_What you have to do_:
Isolate every line in the data with the string "color" and copy it.

_Record set_:
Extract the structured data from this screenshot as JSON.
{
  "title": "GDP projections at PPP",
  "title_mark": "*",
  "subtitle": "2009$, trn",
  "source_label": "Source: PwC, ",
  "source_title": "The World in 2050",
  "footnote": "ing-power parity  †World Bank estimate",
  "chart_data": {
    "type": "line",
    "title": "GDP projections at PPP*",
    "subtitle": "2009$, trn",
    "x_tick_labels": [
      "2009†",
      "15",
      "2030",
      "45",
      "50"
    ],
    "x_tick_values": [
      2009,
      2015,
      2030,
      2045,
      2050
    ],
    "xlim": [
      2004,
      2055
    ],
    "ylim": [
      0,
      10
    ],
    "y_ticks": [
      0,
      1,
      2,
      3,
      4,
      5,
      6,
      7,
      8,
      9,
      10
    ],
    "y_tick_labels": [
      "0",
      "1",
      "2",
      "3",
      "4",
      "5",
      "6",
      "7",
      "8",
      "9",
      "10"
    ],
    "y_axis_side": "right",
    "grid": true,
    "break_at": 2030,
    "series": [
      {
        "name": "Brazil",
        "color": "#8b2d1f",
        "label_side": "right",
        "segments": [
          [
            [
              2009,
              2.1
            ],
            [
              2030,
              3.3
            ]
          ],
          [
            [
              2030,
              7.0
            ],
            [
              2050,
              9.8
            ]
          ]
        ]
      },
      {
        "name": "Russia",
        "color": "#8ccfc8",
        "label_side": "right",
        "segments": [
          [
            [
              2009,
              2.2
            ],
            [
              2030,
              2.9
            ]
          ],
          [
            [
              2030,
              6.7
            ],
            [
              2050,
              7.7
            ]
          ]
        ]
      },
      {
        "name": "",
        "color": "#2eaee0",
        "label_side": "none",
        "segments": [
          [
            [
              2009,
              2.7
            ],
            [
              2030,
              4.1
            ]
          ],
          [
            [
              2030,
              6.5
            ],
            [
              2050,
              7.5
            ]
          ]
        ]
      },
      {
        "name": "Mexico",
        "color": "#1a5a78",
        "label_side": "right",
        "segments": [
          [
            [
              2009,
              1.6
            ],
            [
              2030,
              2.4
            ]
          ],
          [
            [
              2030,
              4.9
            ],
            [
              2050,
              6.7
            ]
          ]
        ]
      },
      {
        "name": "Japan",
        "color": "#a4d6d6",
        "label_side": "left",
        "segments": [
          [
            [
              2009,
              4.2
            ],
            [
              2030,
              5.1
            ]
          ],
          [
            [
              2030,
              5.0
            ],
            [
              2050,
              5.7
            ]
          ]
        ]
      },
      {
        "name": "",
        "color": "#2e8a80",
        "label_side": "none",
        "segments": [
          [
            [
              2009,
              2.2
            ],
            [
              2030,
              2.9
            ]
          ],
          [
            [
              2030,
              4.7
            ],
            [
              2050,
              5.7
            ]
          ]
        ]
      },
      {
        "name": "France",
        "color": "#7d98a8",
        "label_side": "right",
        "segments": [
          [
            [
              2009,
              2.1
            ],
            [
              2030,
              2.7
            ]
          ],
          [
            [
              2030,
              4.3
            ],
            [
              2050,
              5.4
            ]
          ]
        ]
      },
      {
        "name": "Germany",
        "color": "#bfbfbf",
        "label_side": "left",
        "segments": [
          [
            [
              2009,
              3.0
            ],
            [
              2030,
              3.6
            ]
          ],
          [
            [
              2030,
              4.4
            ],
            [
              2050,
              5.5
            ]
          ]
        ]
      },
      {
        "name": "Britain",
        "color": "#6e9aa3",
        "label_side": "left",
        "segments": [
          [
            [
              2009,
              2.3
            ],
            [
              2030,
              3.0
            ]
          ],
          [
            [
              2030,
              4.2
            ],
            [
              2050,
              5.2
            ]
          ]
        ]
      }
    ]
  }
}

_Result of the task_:
        "color": "#8b2d1f",
        "color": "#8ccfc8",
        "color": "#2eaee0",
        "color": "#1a5a78",
        "color": "#a4d6d6",
        "color": "#2e8a80",
        "color": "#7d98a8",
        "color": "#bfbfbf",
        "color": "#6e9aa3",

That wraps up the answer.